■ WORK TO DO
1. Rewrite the paragraph beginning "for those who dont know punjabi" from the forum thread on Gurbani and Gurubani as a short list.
2. Return the forum thread's text between "Dadi Ma says" and "(Mar 7, 2008)", inclusive, without changing anything.

■ SOURCE PASSAGE
---*---
# Difference Between Gurbani & Gurubani?



## singh is king (Feb 22, 2008)

I wonder if somebody would like to enlighten me about the difference between "Gurbani" and "Gurubani"

Thanx in advance


----------



## Sardara123 (Feb 22, 2008)

*Re: Gurubani & Gurubani*

I think it is just like 

Dadi Ma says Wahguru
Nani ma says Waheguru



for those who dont know punjabi- dadi ma is- dad's mother, nani ma is mom's mother


----------



## singh is king (Mar 7, 2008)

*Re: Gurubani & Gurubani*

well sardara123 my thought is same as of you. But I shocked to hear different from so called sikh scholar that is why I made this thread. I wonder nobody is willing to answer my question. I posted this question in great hope. I dont know why spn ....
---*---
■ PROVIDED DATA
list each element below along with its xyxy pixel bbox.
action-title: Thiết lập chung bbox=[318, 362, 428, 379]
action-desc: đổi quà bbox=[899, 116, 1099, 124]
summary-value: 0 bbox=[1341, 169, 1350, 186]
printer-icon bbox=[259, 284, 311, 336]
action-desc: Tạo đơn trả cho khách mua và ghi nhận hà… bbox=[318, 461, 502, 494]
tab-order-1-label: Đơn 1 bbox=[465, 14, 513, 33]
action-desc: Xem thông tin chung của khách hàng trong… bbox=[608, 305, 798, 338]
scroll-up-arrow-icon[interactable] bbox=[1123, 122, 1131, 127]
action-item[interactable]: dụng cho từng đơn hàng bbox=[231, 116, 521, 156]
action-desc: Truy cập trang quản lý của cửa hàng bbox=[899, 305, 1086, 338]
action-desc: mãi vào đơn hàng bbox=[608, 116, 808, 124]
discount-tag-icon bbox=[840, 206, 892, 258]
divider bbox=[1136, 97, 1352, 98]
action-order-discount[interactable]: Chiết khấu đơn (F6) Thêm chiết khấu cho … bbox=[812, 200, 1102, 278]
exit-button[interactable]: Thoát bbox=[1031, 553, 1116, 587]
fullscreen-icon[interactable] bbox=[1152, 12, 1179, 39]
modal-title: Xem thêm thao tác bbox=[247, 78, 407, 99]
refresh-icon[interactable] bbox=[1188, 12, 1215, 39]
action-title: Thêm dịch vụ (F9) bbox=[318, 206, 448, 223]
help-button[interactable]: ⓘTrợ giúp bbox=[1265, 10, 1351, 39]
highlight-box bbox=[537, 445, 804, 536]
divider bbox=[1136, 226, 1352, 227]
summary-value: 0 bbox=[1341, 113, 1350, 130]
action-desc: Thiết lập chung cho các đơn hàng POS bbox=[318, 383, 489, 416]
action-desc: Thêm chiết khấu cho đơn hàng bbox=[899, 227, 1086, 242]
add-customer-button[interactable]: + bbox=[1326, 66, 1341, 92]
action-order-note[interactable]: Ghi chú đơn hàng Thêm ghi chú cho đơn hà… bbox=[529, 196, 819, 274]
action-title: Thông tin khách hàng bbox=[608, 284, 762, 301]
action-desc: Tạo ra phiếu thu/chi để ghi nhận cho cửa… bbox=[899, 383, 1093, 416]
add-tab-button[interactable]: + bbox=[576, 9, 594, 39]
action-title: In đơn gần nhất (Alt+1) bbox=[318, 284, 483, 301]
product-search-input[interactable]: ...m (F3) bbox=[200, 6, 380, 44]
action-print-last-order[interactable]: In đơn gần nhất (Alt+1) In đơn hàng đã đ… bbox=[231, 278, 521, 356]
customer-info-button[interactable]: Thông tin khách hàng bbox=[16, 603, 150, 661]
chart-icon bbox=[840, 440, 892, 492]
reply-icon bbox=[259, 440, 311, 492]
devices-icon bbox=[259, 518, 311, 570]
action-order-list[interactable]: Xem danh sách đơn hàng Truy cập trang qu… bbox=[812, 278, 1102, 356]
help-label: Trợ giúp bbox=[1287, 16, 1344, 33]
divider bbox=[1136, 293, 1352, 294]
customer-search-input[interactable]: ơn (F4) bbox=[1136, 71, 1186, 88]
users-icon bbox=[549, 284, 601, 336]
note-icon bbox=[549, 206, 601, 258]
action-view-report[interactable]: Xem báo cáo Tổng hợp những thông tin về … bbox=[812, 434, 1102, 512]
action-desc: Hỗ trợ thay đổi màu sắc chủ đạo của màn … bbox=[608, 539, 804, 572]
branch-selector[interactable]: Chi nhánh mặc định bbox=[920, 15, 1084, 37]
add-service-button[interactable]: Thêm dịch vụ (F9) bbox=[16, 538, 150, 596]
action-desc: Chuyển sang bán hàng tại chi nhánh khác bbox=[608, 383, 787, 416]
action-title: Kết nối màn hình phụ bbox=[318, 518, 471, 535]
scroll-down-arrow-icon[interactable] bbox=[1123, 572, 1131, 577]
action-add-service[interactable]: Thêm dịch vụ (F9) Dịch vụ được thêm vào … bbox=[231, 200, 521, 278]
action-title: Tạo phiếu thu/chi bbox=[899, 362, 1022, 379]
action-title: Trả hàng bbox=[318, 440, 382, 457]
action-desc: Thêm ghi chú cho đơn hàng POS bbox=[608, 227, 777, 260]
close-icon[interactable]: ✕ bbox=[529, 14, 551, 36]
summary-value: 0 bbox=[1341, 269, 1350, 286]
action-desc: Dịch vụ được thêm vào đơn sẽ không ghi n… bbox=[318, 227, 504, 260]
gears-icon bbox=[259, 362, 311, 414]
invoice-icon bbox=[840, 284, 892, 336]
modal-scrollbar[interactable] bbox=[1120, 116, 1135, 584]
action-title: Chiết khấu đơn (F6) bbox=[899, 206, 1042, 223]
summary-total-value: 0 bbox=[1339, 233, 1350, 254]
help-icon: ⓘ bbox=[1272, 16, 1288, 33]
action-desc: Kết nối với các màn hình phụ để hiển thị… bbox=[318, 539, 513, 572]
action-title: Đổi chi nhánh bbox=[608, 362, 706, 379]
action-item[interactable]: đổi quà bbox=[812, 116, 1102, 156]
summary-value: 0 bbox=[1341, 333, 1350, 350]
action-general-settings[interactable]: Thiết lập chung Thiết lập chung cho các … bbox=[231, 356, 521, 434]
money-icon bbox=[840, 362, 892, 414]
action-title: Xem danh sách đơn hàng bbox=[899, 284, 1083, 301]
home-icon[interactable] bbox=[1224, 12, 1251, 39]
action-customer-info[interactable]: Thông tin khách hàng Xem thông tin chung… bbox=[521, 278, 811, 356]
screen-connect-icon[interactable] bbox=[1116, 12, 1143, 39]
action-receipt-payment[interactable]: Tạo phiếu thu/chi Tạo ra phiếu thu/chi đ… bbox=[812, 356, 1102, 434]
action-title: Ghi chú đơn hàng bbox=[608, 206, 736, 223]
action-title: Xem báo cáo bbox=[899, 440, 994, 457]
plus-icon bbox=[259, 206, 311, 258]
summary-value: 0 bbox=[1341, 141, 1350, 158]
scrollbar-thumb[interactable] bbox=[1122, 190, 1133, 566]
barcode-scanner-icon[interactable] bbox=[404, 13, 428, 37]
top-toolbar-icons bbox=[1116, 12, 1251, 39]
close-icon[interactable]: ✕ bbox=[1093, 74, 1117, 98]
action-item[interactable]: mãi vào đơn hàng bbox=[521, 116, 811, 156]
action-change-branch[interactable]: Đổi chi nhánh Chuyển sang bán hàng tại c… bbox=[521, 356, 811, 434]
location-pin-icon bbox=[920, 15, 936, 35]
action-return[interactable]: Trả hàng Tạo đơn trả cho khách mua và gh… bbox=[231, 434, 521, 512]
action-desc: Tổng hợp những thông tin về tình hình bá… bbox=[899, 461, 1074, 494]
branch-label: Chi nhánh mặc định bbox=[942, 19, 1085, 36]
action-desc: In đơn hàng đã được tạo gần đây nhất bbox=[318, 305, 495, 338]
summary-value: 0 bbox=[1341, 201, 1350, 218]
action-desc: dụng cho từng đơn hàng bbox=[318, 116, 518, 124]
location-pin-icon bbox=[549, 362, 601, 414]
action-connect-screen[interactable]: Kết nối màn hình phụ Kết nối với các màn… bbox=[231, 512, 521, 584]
---*---
■ OUTPUTS
1.
For readers who don't know Punjabi:
- dadi ma: father's mother
- nani ma: mother's mother

2.
Dadi Ma says Wahguru
Nani ma says Waheguru



for those who dont know punjabi- dadi ma is- dad's mother, nani ma is mom's mother


----------



## singh is king (Mar 7, 2008)